_EXERCISE REQUIREMENTS:_ Gather all lines in the entries below that include the word "title".
---
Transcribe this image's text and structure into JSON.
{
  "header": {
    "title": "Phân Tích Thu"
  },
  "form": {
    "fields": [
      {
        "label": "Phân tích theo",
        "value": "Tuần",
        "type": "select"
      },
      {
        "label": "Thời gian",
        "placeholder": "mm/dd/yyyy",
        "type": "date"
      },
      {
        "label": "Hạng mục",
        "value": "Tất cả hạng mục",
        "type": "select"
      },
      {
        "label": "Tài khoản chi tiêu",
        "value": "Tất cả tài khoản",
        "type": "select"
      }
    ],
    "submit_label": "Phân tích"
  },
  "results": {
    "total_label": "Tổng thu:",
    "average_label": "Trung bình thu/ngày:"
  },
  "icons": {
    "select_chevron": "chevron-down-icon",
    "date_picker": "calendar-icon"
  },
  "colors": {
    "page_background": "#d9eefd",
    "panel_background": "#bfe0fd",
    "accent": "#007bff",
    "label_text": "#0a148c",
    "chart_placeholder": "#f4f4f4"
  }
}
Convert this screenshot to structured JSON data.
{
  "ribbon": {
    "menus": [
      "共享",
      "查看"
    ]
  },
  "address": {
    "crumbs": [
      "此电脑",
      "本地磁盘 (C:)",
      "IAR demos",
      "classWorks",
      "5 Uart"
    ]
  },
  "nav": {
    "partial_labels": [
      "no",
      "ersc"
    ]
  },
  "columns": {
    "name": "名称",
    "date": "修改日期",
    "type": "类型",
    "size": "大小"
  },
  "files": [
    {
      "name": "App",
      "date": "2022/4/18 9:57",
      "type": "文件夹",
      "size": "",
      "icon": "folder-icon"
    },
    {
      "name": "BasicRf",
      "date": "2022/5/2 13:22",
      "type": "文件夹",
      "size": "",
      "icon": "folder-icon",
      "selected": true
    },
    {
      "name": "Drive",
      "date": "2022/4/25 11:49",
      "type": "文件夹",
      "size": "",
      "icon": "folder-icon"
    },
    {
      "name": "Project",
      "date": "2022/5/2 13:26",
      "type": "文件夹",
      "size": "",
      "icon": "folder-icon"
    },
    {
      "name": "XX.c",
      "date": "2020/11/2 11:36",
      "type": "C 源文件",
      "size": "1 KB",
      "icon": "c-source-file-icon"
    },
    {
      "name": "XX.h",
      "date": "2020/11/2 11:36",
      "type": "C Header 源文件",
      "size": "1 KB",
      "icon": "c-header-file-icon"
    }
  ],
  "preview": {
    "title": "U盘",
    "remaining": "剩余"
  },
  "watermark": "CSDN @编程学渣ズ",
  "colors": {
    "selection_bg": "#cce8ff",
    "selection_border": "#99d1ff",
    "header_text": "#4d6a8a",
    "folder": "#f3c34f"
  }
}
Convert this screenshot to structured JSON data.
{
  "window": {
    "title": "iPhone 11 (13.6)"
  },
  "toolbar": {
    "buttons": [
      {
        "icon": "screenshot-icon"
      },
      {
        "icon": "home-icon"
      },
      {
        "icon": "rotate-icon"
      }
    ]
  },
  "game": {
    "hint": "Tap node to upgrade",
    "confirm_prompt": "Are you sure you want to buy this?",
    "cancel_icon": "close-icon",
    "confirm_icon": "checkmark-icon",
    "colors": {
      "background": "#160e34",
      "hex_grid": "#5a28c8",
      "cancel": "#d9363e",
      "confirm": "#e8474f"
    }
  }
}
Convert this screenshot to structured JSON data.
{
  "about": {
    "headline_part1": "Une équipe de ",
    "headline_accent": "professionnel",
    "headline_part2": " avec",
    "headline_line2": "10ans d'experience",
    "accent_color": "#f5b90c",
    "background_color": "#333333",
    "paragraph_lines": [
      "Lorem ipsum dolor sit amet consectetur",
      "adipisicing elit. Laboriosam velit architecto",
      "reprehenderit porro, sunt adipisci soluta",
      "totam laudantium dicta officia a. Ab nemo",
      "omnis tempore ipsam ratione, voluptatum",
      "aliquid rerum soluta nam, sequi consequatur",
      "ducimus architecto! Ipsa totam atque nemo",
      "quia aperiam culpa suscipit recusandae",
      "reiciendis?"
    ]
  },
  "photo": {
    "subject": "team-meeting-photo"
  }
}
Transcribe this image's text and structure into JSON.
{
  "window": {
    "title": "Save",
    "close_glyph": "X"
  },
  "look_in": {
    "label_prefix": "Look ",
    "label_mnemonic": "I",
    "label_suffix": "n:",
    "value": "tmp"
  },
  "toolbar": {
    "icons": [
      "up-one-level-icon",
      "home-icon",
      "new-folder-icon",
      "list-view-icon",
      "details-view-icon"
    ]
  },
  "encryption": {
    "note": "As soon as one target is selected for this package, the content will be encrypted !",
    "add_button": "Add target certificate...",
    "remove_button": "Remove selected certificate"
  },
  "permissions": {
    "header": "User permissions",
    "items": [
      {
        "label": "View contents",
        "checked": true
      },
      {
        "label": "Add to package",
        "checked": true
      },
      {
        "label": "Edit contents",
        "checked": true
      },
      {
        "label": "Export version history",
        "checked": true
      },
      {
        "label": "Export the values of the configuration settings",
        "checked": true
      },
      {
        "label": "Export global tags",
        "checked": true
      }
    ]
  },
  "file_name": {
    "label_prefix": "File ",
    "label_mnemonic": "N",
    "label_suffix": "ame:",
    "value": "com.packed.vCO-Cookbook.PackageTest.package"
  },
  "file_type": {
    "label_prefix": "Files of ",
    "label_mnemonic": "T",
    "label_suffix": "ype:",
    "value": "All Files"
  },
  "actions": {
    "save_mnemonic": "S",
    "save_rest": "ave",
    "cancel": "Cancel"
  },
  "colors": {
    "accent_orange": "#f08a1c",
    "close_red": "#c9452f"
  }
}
---
_COMPLETED EXERCISE:_
    "title": "Phân Tích Thu"
    "title": "U盘",
    "title": "iPhone 11 (13.6)"
    "title": "Save",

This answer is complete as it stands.